• **Task to carry out**: Show all lines holding "value".

---------- Dataset rows

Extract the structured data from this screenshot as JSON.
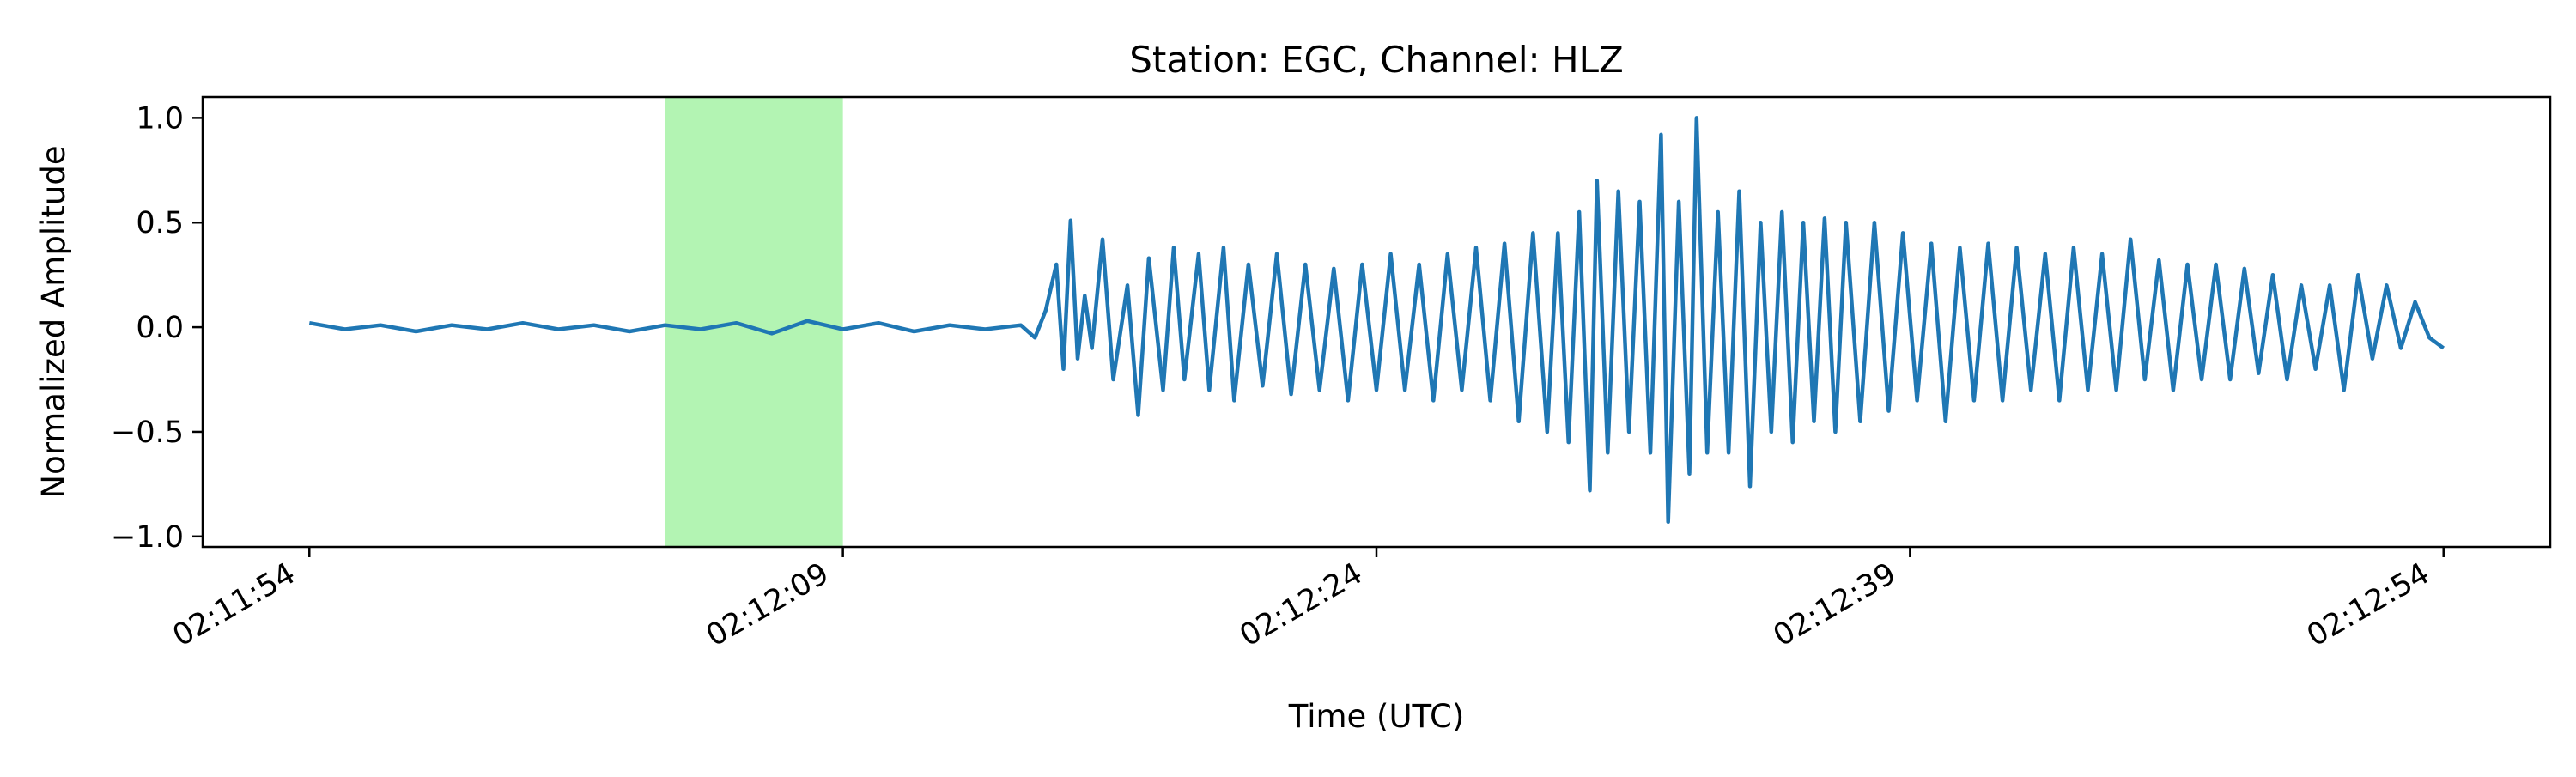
{
  "chart_data": {
    "type": "line",
    "title": "Station: EGC, Channel: HLZ",
    "xlabel": "Time (UTC)",
    "ylabel": "Normalized Amplitude",
    "x_unit": "seconds",
    "xlim": [
      "02:11:51",
      "02:12:57"
    ],
    "ylim": [
      -1.05,
      1.1
    ],
    "xticks": [
      {
        "value": "02:11:54",
        "label": "02:11:54"
      },
      {
        "value": "02:12:09",
        "label": "02:12:09"
      },
      {
        "value": "02:12:24",
        "label": "02:12:24"
      },
      {
        "value": "02:12:39",
        "label": "02:12:39"
      },
      {
        "value": "02:12:54",
        "label": "02:12:54"
      }
    ],
    "yticks": [
      {
        "value": 1.0,
        "label": "1.0"
      },
      {
        "value": 0.5,
        "label": "0.5"
      },
      {
        "value": 0.0,
        "label": "0.0"
      },
      {
        "value": -0.5,
        "label": "−0.5"
      },
      {
        "value": -1.0,
        "label": "−1.0"
      }
    ],
    "grid": false,
    "legend": "none",
    "highlight_window": {
      "start": "02:12:04",
      "end": "02:12:09",
      "color": "#b3f4b3"
    },
    "series": [
      {
        "color": "#1f77b4",
        "points": [
          [
            "02:11:54.0",
            0.02
          ],
          [
            "02:11:55.0",
            -0.01
          ],
          [
            "02:11:56.0",
            0.01
          ],
          [
            "02:11:57.0",
            -0.02
          ],
          [
            "02:11:58.0",
            0.01
          ],
          [
            "02:11:59.0",
            -0.01
          ],
          [
            "02:12:00.0",
            0.02
          ],
          [
            "02:12:01.0",
            -0.01
          ],
          [
            "02:12:02.0",
            0.01
          ],
          [
            "02:12:03.0",
            -0.02
          ],
          [
            "02:12:04.0",
            0.01
          ],
          [
            "02:12:05.0",
            -0.01
          ],
          [
            "02:12:06.0",
            0.02
          ],
          [
            "02:12:07.0",
            -0.03
          ],
          [
            "02:12:08.0",
            0.03
          ],
          [
            "02:12:09.0",
            -0.01
          ],
          [
            "02:12:10.0",
            0.02
          ],
          [
            "02:12:11.0",
            -0.02
          ],
          [
            "02:12:12.0",
            0.01
          ],
          [
            "02:12:13.0",
            -0.01
          ],
          [
            "02:12:14.0",
            0.01
          ],
          [
            "02:12:14.4",
            -0.05
          ],
          [
            "02:12:14.7",
            0.08
          ],
          [
            "02:12:15.0",
            0.3
          ],
          [
            "02:12:15.2",
            -0.2
          ],
          [
            "02:12:15.4",
            0.51
          ],
          [
            "02:12:15.6",
            -0.15
          ],
          [
            "02:12:15.8",
            0.15
          ],
          [
            "02:12:16.0",
            -0.1
          ],
          [
            "02:12:16.3",
            0.42
          ],
          [
            "02:12:16.6",
            -0.25
          ],
          [
            "02:12:17.0",
            0.2
          ],
          [
            "02:12:17.3",
            -0.42
          ],
          [
            "02:12:17.6",
            0.33
          ],
          [
            "02:12:18.0",
            -0.3
          ],
          [
            "02:12:18.3",
            0.38
          ],
          [
            "02:12:18.6",
            -0.25
          ],
          [
            "02:12:19.0",
            0.35
          ],
          [
            "02:12:19.3",
            -0.3
          ],
          [
            "02:12:19.7",
            0.38
          ],
          [
            "02:12:20.0",
            -0.35
          ],
          [
            "02:12:20.4",
            0.3
          ],
          [
            "02:12:20.8",
            -0.28
          ],
          [
            "02:12:21.2",
            0.35
          ],
          [
            "02:12:21.6",
            -0.32
          ],
          [
            "02:12:22.0",
            0.3
          ],
          [
            "02:12:22.4",
            -0.3
          ],
          [
            "02:12:22.8",
            0.28
          ],
          [
            "02:12:23.2",
            -0.35
          ],
          [
            "02:12:23.6",
            0.3
          ],
          [
            "02:12:24.0",
            -0.3
          ],
          [
            "02:12:24.4",
            0.35
          ],
          [
            "02:12:24.8",
            -0.3
          ],
          [
            "02:12:25.2",
            0.3
          ],
          [
            "02:12:25.6",
            -0.35
          ],
          [
            "02:12:26.0",
            0.35
          ],
          [
            "02:12:26.4",
            -0.3
          ],
          [
            "02:12:26.8",
            0.38
          ],
          [
            "02:12:27.2",
            -0.35
          ],
          [
            "02:12:27.6",
            0.4
          ],
          [
            "02:12:28.0",
            -0.45
          ],
          [
            "02:12:28.4",
            0.45
          ],
          [
            "02:12:28.8",
            -0.5
          ],
          [
            "02:12:29.1",
            0.45
          ],
          [
            "02:12:29.4",
            -0.55
          ],
          [
            "02:12:29.7",
            0.55
          ],
          [
            "02:12:30.0",
            -0.78
          ],
          [
            "02:12:30.2",
            0.7
          ],
          [
            "02:12:30.5",
            -0.6
          ],
          [
            "02:12:30.8",
            0.65
          ],
          [
            "02:12:31.1",
            -0.5
          ],
          [
            "02:12:31.4",
            0.6
          ],
          [
            "02:12:31.7",
            -0.6
          ],
          [
            "02:12:32.0",
            0.92
          ],
          [
            "02:12:32.2",
            -0.93
          ],
          [
            "02:12:32.5",
            0.6
          ],
          [
            "02:12:32.8",
            -0.7
          ],
          [
            "02:12:33.0",
            1.0
          ],
          [
            "02:12:33.3",
            -0.6
          ],
          [
            "02:12:33.6",
            0.55
          ],
          [
            "02:12:33.9",
            -0.6
          ],
          [
            "02:12:34.2",
            0.65
          ],
          [
            "02:12:34.5",
            -0.76
          ],
          [
            "02:12:34.8",
            0.5
          ],
          [
            "02:12:35.1",
            -0.5
          ],
          [
            "02:12:35.4",
            0.55
          ],
          [
            "02:12:35.7",
            -0.55
          ],
          [
            "02:12:36.0",
            0.5
          ],
          [
            "02:12:36.3",
            -0.45
          ],
          [
            "02:12:36.6",
            0.52
          ],
          [
            "02:12:36.9",
            -0.5
          ],
          [
            "02:12:37.2",
            0.5
          ],
          [
            "02:12:37.6",
            -0.45
          ],
          [
            "02:12:38.0",
            0.5
          ],
          [
            "02:12:38.4",
            -0.4
          ],
          [
            "02:12:38.8",
            0.45
          ],
          [
            "02:12:39.2",
            -0.35
          ],
          [
            "02:12:39.6",
            0.4
          ],
          [
            "02:12:40.0",
            -0.45
          ],
          [
            "02:12:40.4",
            0.38
          ],
          [
            "02:12:40.8",
            -0.35
          ],
          [
            "02:12:41.2",
            0.4
          ],
          [
            "02:12:41.6",
            -0.35
          ],
          [
            "02:12:42.0",
            0.38
          ],
          [
            "02:12:42.4",
            -0.3
          ],
          [
            "02:12:42.8",
            0.35
          ],
          [
            "02:12:43.2",
            -0.35
          ],
          [
            "02:12:43.6",
            0.38
          ],
          [
            "02:12:44.0",
            -0.3
          ],
          [
            "02:12:44.4",
            0.35
          ],
          [
            "02:12:44.8",
            -0.3
          ],
          [
            "02:12:45.2",
            0.42
          ],
          [
            "02:12:45.6",
            -0.25
          ],
          [
            "02:12:46.0",
            0.32
          ],
          [
            "02:12:46.4",
            -0.3
          ],
          [
            "02:12:46.8",
            0.3
          ],
          [
            "02:12:47.2",
            -0.25
          ],
          [
            "02:12:47.6",
            0.3
          ],
          [
            "02:12:48.0",
            -0.25
          ],
          [
            "02:12:48.4",
            0.28
          ],
          [
            "02:12:48.8",
            -0.22
          ],
          [
            "02:12:49.2",
            0.25
          ],
          [
            "02:12:49.6",
            -0.25
          ],
          [
            "02:12:50.0",
            0.2
          ],
          [
            "02:12:50.4",
            -0.2
          ],
          [
            "02:12:50.8",
            0.2
          ],
          [
            "02:12:51.2",
            -0.3
          ],
          [
            "02:12:51.6",
            0.25
          ],
          [
            "02:12:52.0",
            -0.15
          ],
          [
            "02:12:52.4",
            0.2
          ],
          [
            "02:12:52.8",
            -0.1
          ],
          [
            "02:12:53.2",
            0.12
          ],
          [
            "02:12:53.6",
            -0.05
          ],
          [
            "02:12:54.0",
            -0.1
          ]
        ]
      }
    ]
  }
}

--------------------

• **Solution for this problem**:
        "value": "02:11:54",
        "value": "02:12:09",
        "value": "02:12:24",
        "value": "02:12:39",
        "value": "02:12:54",
        "value": 1.0,
        "value": 0.5,
        "value": 0.0,
        "value": -0.5,
        "value": -1.0,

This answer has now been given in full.